LN3Diff: Scalable Latent Neural Fields Diffusion for Speedy 3D Generation (ECCV 2024)

Yushi Lan¹ Fangzhou Hong¹ Shuai Yang² Shangchen Zhou¹ Xuyi Meng¹
Bo Dai ³ Xingang Pan ¹ Chen Change Loy ¹

S-Lab, Nanyang Technological University¹;
Wangxuan Institute of Computer Technology, Peking University²;
Shanghai Artificial Intelligence Laboratory ³

LN3Diff (Latent Neural Fields 3D Diffusion) is a generic, feedforward 3D LDM framework that creates high-quality 3D object mesh from text within SECONDS.


The eiffel tower.	A stone waterfall with wooden shed.	A plate of sushi	A wooden chest with golden trim	A blue plastic chair.

For more visual results, go checkout our project page 📃

~~Codes coming soon 👊~~

This repository contains the official implementation of LN3Diff: Scalable Latent Neural Fields Diffusion for Speedy 3D Generation

[Project Page] • [arXiv] • [Gradio Demo]

📣 Updates

[10/2024] Further organize the code and support loading checkpoint directly from huggingface.

[08/2024] We have released the ZeroGPU huggingface demo on I23D, please check it on the Gradio space. For local run, simply run bash shell_scripts/final_release/inference/gradio_sample_obajverse_i23d_dit.sh.

[08/2024] We have released the new 3D VAE trained on G-Objaverse full sets, and the corresponding DiT-based T23D and I23D model, trained with flow-matching. Please check the samples below.

[06/2024] LN3Diff got accepted to ECCV 2024 🥳!

[04/2024] Inference and training codes on Objaverse, ShapeNet and FFHQ are released, including pre-trained model and training dataset.

[03/2024] Initial code release.

● Bounding box annotations:

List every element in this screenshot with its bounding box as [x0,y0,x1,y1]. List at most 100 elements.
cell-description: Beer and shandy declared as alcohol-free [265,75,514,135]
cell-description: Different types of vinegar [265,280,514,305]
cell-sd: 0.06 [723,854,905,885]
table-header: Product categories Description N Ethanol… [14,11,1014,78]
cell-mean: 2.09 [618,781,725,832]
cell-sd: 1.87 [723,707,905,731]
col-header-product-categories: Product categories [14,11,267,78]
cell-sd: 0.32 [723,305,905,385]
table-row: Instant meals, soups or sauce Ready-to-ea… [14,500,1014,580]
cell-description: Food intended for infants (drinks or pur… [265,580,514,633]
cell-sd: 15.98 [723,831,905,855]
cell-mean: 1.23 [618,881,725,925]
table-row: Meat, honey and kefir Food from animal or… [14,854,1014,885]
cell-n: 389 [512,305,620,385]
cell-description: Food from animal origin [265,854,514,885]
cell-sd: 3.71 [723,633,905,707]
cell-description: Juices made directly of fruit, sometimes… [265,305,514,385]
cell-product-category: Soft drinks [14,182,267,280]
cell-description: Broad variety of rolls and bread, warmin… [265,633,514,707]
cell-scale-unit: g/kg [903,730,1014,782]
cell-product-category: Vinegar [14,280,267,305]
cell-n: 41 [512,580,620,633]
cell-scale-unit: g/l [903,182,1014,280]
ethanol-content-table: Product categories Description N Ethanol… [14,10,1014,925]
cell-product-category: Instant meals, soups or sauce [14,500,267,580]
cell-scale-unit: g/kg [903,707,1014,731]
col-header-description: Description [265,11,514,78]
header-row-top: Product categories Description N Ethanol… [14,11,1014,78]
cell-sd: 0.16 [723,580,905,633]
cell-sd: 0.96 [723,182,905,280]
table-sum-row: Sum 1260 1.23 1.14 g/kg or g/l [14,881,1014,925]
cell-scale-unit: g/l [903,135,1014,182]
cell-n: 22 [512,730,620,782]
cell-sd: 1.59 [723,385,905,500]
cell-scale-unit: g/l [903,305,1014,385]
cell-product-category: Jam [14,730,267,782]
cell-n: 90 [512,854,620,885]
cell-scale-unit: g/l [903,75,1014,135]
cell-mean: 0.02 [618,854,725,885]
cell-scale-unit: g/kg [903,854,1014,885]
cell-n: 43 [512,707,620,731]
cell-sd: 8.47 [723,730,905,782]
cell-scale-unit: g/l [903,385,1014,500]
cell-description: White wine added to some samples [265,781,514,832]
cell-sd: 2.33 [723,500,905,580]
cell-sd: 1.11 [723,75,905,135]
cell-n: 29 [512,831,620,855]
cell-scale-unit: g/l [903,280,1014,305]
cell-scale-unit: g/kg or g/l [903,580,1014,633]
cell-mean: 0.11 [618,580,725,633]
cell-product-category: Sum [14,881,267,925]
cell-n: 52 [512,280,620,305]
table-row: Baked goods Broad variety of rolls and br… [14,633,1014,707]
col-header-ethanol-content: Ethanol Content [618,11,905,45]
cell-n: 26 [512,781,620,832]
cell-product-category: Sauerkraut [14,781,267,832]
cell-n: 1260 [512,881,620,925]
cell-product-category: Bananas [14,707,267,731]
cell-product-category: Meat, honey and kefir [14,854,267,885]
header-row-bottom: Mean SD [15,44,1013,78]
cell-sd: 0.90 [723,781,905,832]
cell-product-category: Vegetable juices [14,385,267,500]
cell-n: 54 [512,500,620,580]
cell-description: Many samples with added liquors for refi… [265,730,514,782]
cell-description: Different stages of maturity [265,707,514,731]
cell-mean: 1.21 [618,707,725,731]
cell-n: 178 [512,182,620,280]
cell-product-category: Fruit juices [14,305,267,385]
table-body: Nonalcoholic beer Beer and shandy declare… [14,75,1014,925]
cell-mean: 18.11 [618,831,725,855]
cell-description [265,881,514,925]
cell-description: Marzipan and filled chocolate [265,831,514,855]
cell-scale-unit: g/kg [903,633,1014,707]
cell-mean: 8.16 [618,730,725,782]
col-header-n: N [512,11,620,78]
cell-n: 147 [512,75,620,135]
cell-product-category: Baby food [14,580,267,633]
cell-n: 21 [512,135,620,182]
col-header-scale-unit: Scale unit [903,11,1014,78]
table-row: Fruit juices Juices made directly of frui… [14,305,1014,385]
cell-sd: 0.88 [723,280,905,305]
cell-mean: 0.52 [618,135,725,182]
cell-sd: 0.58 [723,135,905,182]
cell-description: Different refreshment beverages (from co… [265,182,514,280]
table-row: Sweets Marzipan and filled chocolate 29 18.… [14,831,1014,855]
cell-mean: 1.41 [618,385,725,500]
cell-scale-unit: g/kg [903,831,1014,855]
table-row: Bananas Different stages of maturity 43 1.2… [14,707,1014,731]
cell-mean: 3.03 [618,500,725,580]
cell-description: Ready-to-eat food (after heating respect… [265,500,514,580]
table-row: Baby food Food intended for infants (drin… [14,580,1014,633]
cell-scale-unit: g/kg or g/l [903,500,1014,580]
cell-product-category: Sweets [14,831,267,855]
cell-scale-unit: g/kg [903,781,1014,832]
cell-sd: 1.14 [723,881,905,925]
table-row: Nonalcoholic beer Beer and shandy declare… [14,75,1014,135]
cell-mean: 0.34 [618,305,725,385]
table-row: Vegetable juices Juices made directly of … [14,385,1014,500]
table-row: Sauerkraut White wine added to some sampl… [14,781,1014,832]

● STATED PROBLEM: Rewrite the paragraph of the LN3Diff page that begins "LN3Diff (Latent Neural Fields 3D Diffusion) is" as a short bulleted list that keeps its main facts.

● TASK SOLUTION:
- LN3Diff stands for Latent Neural Fields 3D Diffusion.
- It is a generic, feedforward 3D LDM framework.
- It creates high-quality 3D object meshes from text.
- It does this within seconds.